▶ _Activity_
Would you transcribe the records word for word, please?
=== Section Start ===
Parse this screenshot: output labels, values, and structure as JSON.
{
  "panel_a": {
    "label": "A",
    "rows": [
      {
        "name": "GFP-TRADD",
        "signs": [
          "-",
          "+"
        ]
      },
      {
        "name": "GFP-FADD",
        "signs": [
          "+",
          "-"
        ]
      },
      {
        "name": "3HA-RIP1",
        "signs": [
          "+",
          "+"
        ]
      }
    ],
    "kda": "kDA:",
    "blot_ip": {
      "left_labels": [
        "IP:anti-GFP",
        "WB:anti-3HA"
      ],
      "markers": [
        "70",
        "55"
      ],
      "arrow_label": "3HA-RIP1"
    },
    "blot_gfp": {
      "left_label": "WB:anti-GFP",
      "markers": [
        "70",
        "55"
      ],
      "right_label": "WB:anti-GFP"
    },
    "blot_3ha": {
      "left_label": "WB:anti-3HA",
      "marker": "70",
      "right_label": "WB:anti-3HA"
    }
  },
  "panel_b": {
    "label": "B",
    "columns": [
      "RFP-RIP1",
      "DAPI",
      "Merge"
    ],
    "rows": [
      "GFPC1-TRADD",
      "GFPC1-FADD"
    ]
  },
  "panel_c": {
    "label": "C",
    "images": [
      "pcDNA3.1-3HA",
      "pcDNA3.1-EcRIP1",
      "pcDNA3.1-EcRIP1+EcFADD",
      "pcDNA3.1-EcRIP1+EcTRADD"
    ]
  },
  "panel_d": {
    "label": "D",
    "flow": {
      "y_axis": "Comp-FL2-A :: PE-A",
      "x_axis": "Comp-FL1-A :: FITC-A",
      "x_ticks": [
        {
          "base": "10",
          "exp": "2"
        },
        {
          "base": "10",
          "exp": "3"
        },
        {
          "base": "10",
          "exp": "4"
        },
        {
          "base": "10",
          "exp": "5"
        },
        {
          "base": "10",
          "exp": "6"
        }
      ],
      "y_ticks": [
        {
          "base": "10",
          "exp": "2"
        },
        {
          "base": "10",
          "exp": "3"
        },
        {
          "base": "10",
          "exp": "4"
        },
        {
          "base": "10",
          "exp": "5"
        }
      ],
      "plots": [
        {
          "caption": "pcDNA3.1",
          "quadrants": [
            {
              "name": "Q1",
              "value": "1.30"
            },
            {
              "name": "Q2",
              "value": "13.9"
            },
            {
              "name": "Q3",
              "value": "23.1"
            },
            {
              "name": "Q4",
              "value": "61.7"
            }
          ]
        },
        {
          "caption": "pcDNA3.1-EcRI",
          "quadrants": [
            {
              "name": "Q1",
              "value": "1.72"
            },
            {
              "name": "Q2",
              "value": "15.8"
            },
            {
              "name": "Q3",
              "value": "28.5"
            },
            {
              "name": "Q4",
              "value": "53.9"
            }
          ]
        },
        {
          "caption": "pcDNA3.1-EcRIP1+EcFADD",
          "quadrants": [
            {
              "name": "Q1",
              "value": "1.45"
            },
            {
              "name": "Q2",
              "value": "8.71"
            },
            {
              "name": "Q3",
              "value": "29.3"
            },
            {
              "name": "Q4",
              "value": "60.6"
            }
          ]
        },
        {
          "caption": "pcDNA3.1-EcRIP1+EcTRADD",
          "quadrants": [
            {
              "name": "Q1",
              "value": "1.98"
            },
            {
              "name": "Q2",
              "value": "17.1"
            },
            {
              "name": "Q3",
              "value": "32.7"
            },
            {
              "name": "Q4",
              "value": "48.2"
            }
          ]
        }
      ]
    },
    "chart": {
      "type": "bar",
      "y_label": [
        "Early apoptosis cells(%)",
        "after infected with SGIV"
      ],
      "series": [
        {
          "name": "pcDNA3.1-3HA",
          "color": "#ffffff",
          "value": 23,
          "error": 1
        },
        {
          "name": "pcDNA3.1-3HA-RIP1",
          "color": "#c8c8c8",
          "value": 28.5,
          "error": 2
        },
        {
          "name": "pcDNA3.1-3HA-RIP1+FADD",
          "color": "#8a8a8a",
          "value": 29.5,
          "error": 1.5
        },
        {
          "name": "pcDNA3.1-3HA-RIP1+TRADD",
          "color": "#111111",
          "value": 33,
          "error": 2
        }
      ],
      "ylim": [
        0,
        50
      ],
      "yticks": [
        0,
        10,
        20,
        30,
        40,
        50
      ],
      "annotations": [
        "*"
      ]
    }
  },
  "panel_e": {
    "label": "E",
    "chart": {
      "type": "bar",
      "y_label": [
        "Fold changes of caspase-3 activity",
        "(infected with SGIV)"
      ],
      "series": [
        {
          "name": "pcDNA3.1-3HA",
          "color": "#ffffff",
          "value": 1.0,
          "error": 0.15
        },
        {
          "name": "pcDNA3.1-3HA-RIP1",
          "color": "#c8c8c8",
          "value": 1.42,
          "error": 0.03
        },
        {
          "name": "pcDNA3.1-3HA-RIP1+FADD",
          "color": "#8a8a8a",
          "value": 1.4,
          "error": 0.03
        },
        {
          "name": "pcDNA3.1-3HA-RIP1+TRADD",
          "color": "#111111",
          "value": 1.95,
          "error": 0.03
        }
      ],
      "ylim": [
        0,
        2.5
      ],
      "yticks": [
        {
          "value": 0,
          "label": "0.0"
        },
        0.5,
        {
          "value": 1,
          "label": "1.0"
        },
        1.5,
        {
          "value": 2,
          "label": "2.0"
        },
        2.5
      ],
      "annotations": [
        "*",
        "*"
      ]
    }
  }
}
=== Section End ===
▶ _Response to this task_
Parse this screenshot: output labels, values, and structure as JSON.
{
  "panel_a": {
    "label": "A",
    "rows": [
      {
        "name": "GFP-TRADD",
        "signs": [
          "-",
          "+"
        ]
      },
      {
        "name": "GFP-FADD",
        "signs": [
          "+",
          "-"
        ]
      },
      {
        "name": "3HA-RIP1",
        "signs": [
          "+",
          "+"
        ]
      }
    ],
    "kda": "kDA:",
    "blot_ip": {
      "left_labels": [
        "IP:anti-GFP",
        "WB:anti-3HA"
      ],
      "markers": [
        "70",
        "55"
      ],
      "arrow_label": "3HA-RIP1"
    },
    "blot_gfp": {
      "left_label": "WB:anti-GFP",
      "markers": [
        "70",
        "55"
      ],
      "right_label": "WB:anti-GFP"
    },
    "blot_3ha": {
      "left_label": "WB:anti-3HA",
      "marker": "70",
      "right_label": "WB:anti-3HA"
    }
  },
  "panel_b": {
    "label": "B",
    "columns": [
      "RFP-RIP1",
      "DAPI",
      "Merge"
    ],
    "rows": [
      "GFPC1-TRADD",
      "GFPC1-FADD"
    ]
  },
  "panel_c": {
    "label": "C",
    "images": [
      "pcDNA3.1-3HA",
      "pcDNA3.1-EcRIP1",
      "pcDNA3.1-EcRIP1+EcFADD",
      "pcDNA3.1-EcRIP1+EcTRADD"
    ]
  },
  "panel_d": {
    "label": "D",
    "flow": {
      "y_axis": "Comp-FL2-A :: PE-A",
      "x_axis": "Comp-FL1-A :: FITC-A",
      "x_ticks": [
        {
          "base": "10",
          "exp": "2"
        },
        {
          "base": "10",
          "exp": "3"
        },
        {
          "base": "10",
          "exp": "4"
        },
        {
          "base": "10",
          "exp": "5"
        },
        {
          "base": "10",
          "exp": "6"
        }
      ],
      "y_ticks": [
        {
          "base": "10",
          "exp": "2"
        },
        {
          "base": "10",
          "exp": "3"
        },
        {
          "base": "10",
          "exp": "4"
        },
        {
          "base": "10",
          "exp": "5"
        }
      ],
      "plots": [
        {
          "caption": "pcDNA3.1",
          "quadrants": [
            {
              "name": "Q1",
              "value": "1.30"
            },
            {
              "name": "Q2",
              "value": "13.9"
            },
            {
              "name": "Q3",
              "value": "23.1"
            },
            {
              "name": "Q4",
              "value": "61.7"
            }
          ]
        },
        {
          "caption": "pcDNA3.1-EcRI",
          "quadrants": [
            {
              "name": "Q1",
              "value": "1.72"
            },
            {
              "name": "Q2",
              "value": "15.8"
            },
            {
              "name": "Q3",
              "value": "28.5"
            },
            {
              "name": "Q4",
              "value": "53.9"
            }
          ]
        },
        {
          "caption": "pcDNA3.1-EcRIP1+EcFADD",
          "quadrants": [
            {
              "name": "Q1",
              "value": "1.45"
            },
            {
              "name": "Q2",
              "value": "8.71"
            },
            {
              "name": "Q3",
              "value": "29.3"
            },
            {
              "name": "Q4",
              "value": "60.6"
            }
          ]
        },
        {
          "caption": "pcDNA3.1-EcRIP1+EcTRADD",
          "quadrants": [
            {
              "name": "Q1",
              "value": "1.98"
            },
            {
              "name": "Q2",
              "value": "17.1"
            },
            {
              "name": "Q3",
              "value": "32.7"
            },
            {
              "name": "Q4",
              "value": "48.2"
            }
          ]
        }
      ]
    },
    "chart": {
      "type": "bar",
      "y_label": [
        "Early apoptosis cells(%)",
        "after infected with SGIV"
      ],
      "series": [
        {
          "name": "pcDNA3.1-3HA",
          "color": "#ffffff",
          "value": 23,
          "error": 1
        },
        {
          "name": "pcDNA3.1-3HA-RIP1",
          "color": "#c8c8c8",
          "value": 28.5,
          "error": 2
        },
        {
          "name": "pcDNA3.1-3HA-RIP1+FADD",
          "color": "#8a8a8a",
          "value": 29.5,
          "error": 1.5
        },
        {
          "name": "pcDNA3.1-3HA-RIP1+TRADD",
          "color": "#111111",
          "value": 33,
          "error": 2
        }
      ],
      "ylim": [
        0,
        50
      ],
      "yticks": [
        0,
        10,
        20,
        30,
        40,
        50
      ],
      "annotations": [
        "*"
      ]
    }
  },
  "panel_e": {
    "label": "E",
    "chart": {
      "type": "bar",
      "y_label": [
        "Fold changes of caspase-3 activity",
        "(infected with SGIV)"
      ],
      "series": [
        {
          "name": "pcDNA3.1-3HA",
          "color": "#ffffff",
          "value": 1.0,
          "error": 0.15
        },
        {
          "name": "pcDNA3.1-3HA-RIP1",
          "color": "#c8c8c8",
          "value": 1.42,
          "error": 0.03
        },
        {
          "name": "pcDNA3.1-3HA-RIP1+FADD",
          "color": "#8a8a8a",
          "value": 1.4,
          "error": 0.03
        },
        {
          "name": "pcDNA3.1-3HA-RIP1+TRADD",
          "color": "#111111",
          "value": 1.95,
          "error": 0.03
        }
      ],
      "ylim": [
        0,
        2.5
      ],
      "yticks": [
        {
          "value": 0,
          "label": "0.0"
        },
        0.5,
        {
          "value": 1,
          "label": "1.0"
        },
        1.5,
        {
          "value": 2,
          "label": "2.0"
        },
        2.5
      ],
      "annotations": [
        "*",
        "*"
      ]
    }
  }
}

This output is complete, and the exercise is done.